* Required work: Print all the records exactly, please.

--

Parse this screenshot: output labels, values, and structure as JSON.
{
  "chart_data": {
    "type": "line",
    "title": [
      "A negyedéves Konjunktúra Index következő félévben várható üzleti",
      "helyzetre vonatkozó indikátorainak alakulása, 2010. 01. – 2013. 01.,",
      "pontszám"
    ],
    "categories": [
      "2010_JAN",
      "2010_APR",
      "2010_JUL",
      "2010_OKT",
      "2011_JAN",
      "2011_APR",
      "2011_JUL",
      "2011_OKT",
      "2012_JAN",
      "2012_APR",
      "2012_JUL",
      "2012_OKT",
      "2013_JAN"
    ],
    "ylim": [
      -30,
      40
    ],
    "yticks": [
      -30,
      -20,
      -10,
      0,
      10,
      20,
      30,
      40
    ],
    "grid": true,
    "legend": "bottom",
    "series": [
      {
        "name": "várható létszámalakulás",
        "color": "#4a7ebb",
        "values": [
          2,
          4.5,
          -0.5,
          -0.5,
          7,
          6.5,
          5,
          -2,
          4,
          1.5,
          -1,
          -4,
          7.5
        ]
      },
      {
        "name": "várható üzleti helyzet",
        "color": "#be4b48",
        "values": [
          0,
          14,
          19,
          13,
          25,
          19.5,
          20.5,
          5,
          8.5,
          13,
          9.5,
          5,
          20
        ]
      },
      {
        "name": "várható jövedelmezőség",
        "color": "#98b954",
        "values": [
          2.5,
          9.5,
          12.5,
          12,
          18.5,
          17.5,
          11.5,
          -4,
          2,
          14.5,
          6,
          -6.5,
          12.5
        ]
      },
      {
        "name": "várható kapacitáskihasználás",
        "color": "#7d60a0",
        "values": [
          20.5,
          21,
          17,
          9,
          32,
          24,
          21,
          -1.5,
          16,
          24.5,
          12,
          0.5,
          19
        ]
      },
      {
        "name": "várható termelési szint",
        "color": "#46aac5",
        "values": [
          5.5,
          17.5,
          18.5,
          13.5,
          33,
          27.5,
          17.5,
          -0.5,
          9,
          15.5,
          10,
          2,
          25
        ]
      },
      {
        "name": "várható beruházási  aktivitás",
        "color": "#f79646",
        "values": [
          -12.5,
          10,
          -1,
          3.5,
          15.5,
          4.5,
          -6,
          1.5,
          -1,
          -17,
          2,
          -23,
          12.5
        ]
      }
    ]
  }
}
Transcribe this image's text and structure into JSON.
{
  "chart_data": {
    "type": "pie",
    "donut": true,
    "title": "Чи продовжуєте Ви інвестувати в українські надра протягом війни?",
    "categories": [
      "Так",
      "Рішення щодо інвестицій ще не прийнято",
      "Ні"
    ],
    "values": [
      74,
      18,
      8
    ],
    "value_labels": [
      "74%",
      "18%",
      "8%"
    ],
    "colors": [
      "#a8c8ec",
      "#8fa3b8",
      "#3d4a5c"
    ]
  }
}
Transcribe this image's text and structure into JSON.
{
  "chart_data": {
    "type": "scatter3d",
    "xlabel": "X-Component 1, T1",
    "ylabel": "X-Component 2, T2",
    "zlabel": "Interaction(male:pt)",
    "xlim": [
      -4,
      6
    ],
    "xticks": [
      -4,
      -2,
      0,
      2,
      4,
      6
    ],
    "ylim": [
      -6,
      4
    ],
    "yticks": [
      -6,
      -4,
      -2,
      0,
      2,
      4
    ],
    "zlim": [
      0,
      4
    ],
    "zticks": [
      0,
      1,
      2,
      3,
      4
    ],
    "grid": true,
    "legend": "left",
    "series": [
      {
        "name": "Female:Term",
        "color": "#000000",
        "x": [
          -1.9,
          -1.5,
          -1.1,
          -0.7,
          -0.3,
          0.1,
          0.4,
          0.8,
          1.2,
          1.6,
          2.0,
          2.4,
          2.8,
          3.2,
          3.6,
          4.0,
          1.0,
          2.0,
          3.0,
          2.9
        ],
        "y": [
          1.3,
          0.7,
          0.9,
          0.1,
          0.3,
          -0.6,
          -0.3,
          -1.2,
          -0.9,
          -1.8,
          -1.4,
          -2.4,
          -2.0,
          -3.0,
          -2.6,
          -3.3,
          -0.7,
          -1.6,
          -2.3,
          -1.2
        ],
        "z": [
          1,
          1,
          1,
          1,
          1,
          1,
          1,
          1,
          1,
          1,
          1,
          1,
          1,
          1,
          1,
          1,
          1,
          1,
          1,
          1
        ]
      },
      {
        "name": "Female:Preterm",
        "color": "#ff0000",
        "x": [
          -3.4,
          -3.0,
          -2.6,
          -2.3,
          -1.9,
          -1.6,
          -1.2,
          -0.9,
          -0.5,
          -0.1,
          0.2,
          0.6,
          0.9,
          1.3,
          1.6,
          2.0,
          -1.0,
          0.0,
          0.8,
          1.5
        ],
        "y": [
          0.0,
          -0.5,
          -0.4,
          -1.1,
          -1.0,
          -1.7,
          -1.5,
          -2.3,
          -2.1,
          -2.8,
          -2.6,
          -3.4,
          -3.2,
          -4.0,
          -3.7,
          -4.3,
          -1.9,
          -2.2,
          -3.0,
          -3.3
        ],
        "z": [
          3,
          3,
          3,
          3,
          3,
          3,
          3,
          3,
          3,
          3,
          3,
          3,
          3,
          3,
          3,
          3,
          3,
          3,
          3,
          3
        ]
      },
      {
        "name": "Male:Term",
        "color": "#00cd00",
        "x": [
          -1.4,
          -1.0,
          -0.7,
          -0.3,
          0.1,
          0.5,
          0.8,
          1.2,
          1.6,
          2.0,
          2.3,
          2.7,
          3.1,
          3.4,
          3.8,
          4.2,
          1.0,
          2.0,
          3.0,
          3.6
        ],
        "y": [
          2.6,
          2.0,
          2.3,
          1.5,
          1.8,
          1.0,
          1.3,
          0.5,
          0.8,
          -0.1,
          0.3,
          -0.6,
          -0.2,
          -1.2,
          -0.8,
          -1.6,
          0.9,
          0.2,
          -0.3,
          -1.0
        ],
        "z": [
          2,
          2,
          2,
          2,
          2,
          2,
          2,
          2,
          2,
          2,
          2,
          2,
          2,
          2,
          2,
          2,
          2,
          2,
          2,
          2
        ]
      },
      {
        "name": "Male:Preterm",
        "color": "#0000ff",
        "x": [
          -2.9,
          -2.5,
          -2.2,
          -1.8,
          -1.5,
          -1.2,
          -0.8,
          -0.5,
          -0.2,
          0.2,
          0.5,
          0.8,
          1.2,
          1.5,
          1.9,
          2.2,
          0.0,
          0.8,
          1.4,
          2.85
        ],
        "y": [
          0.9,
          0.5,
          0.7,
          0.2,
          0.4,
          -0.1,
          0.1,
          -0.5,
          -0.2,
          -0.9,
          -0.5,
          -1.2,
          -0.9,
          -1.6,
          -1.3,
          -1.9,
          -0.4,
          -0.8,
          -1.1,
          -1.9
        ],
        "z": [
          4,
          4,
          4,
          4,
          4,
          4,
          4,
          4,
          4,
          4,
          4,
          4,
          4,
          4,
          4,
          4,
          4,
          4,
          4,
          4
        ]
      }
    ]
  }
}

--

* Correct answer:
Parse this screenshot: output labels, values, and structure as JSON.
{
  "chart_data": {
    "type": "line",
    "title": [
      "A negyedéves Konjunktúra Index következő félévben várható üzleti",
      "helyzetre vonatkozó indikátorainak alakulása, 2010. 01. – 2013. 01.,",
      "pontszám"
    ],
    "categories": [
      "2010_JAN",
      "2010_APR",
      "2010_JUL",
      "2010_OKT",
      "2011_JAN",
      "2011_APR",
      "2011_JUL",
      "2011_OKT",
      "2012_JAN",
      "2012_APR",
      "2012_JUL",
      "2012_OKT",
      "2013_JAN"
    ],
    "ylim": [
      -30,
      40
    ],
    "yticks": [
      -30,
      -20,
      -10,
      0,
      10,
      20,
      30,
      40
    ],
    "grid": true,
    "legend": "bottom",
    "series": [
      {
        "name": "várható létszámalakulás",
        "color": "#4a7ebb",
        "values": [
          2,
          4.5,
          -0.5,
          -0.5,
          7,
          6.5,
          5,
          -2,
          4,
          1.5,
          -1,
          -4,
          7.5
        ]
      },
      {
        "name": "várható üzleti helyzet",
        "color": "#be4b48",
        "values": [
          0,
          14,
          19,
          13,
          25,
          19.5,
          20.5,
          5,
          8.5,
          13,
          9.5,
          5,
          20
        ]
      },
      {
        "name": "várható jövedelmezőség",
        "color": "#98b954",
        "values": [
          2.5,
          9.5,
          12.5,
          12,
          18.5,
          17.5,
          11.5,
          -4,
          2,
          14.5,
          6,
          -6.5,
          12.5
        ]
      },
      {
        "name": "várható kapacitáskihasználás",
        "color": "#7d60a0",
        "values": [
          20.5,
          21,
          17,
          9,
          32,
          24,
          21,
          -1.5,
          16,
          24.5,
          12,
          0.5,
          19
        ]
      },
      {
        "name": "várható termelési szint",
        "color": "#46aac5",
        "values": [
          5.5,
          17.5,
          18.5,
          13.5,
          33,
          27.5,
          17.5,
          -0.5,
          9,
          15.5,
          10,
          2,
          25
        ]
      },
      {
        "name": "várható beruházási  aktivitás",
        "color": "#f79646",
        "values": [
          -12.5,
          10,
          -1,
          3.5,
          15.5,
          4.5,
          -6,
          1.5,
          -1,
          -17,
          2,
          -23,
          12.5
        ]
      }
    ]
  }
}
Transcribe this image's text and structure into JSON.
{
  "chart_data": {
    "type": "pie",
    "donut": true,
    "title": "Чи продовжуєте Ви інвестувати в українські надра протягом війни?",
    "categories": [
      "Так",
      "Рішення щодо інвестицій ще не прийнято",
      "Ні"
    ],
    "values": [
      74,
      18,
      8
    ],
    "value_labels": [
      "74%",
      "18%",
      "8%"
    ],
    "colors": [
      "#a8c8ec",
      "#8fa3b8",
      "#3d4a5c"
    ]
  }
}
Transcribe this image's text and structure into JSON.
{
  "chart_data": {
    "type": "scatter3d",
    "xlabel": "X-Component 1, T1",
    "ylabel": "X-Component 2, T2",
    "zlabel": "Interaction(male:pt)",
    "xlim": [
      -4,
      6
    ],
    "xticks": [
      -4,
      -2,
      0,
      2,
      4,
      6
    ],
    "ylim": [
      -6,
      4
    ],
    "yticks": [
      -6,
      -4,
      -2,
      0,
      2,
      4
    ],
    "zlim": [
      0,
      4
    ],
    "zticks": [
      0,
      1,
      2,
      3,
      4
    ],
    "grid": true,
    "legend": "left",
    "series": [
      {
        "name": "Female:Term",
        "color": "#000000",
        "x": [
          -1.9,
          -1.5,
          -1.1,
          -0.7,
          -0.3,
          0.1,
          0.4,
          0.8,
          1.2,
          1.6,
          2.0,
          2.4,
          2.8,
          3.2,
          3.6,
          4.0,
          1.0,
          2.0,
          3.0,
          2.9
        ],
        "y": [
          1.3,
          0.7,
          0.9,
          0.1,
          0.3,
          -0.6,
          -0.3,
          -1.2,
          -0.9,
          -1.8,
          -1.4,
          -2.4,
          -2.0,
          -3.0,
          -2.6,
          -3.3,
          -0.7,
          -1.6,
          -2.3,
          -1.2
        ],
        "z": [
          1,
          1,
          1,
          1,
          1,
          1,
          1,
          1,
          1,
          1,
          1,
          1,
          1,
          1,
          1,
          1,
          1,
          1,
          1,
          1
        ]
      },
      {
        "name": "Female:Preterm",
        "color": "#ff0000",
        "x": [
          -3.4,
          -3.0,
          -2.6,
          -2.3,
          -1.9,
          -1.6,
          -1.2,
          -0.9,
          -0.5,
          -0.1,
          0.2,
          0.6,
          0.9,
          1.3,
          1.6,
          2.0,
          -1.0,
          0.0,
          0.8,
          1.5
        ],
        "y": [
          0.0,
          -0.5,
          -0.4,
          -1.1,
          -1.0,
          -1.7,
          -1.5,
          -2.3,
          -2.1,
          -2.8,
          -2.6,
          -3.4,
          -3.2,
          -4.0,
          -3.7,
          -4.3,
          -1.9,
          -2.2,
          -3.0,
          -3.3
        ],
        "z": [
          3,
          3,
          3,
          3,
          3,
          3,
          3,
          3,
          3,
          3,
          3,
          3,
          3,
          3,
          3,
          3,
          3,
          3,
          3,
          3
        ]
      },
      {
        "name": "Male:Term",
        "color": "#00cd00",
        "x": [
          -1.4,
          -1.0,
          -0.7,
          -0.3,
          0.1,
          0.5,
          0.8,
          1.2,
          1.6,
          2.0,
          2.3,
          2.7,
          3.1,
          3.4,
          3.8,
          4.2,
          1.0,
          2.0,
          3.0,
          3.6
        ],
        "y": [
          2.6,
          2.0,
          2.3,
          1.5,
          1.8,
          1.0,
          1.3,
          0.5,
          0.8,
          -0.1,
          0.3,
          -0.6,
          -0.2,
          -1.2,
          -0.8,
          -1.6,
          0.9,
          0.2,
          -0.3,
          -1.0
        ],
        "z": [
          2,
          2,
          2,
          2,
          2,
          2,
          2,
          2,
          2,
          2,
          2,
          2,
          2,
          2,
          2,
          2,
          2,
          2,
          2,
          2
        ]
      },
      {
        "name": "Male:Preterm",
        "color": "#0000ff",
        "x": [
          -2.9,
          -2.5,
          -2.2,
          -1.8,
          -1.5,
          -1.2,
          -0.8,
          -0.5,
          -0.2,
          0.2,
          0.5,
          0.8,
          1.2,
          1.5,
          1.9,
          2.2,
          0.0,
          0.8,
          1.4,
          2.85
        ],
        "y": [
          0.9,
          0.5,
          0.7,
          0.2,
          0.4,
          -0.1,
          0.1,
          -0.5,
          -0.2,
          -0.9,
          -0.5,
          -1.2,
          -0.9,
          -1.6,
          -1.3,
          -1.9,
          -0.4,
          -0.8,
          -1.1,
          -1.9
        ],
        "z": [
          4,
          4,
          4,
          4,
          4,
          4,
          4,
          4,
          4,
          4,
          4,
          4,
          4,
          4,
          4,
          4,
          4,
          4,
          4,
          4
        ]
      }
    ]
  }
}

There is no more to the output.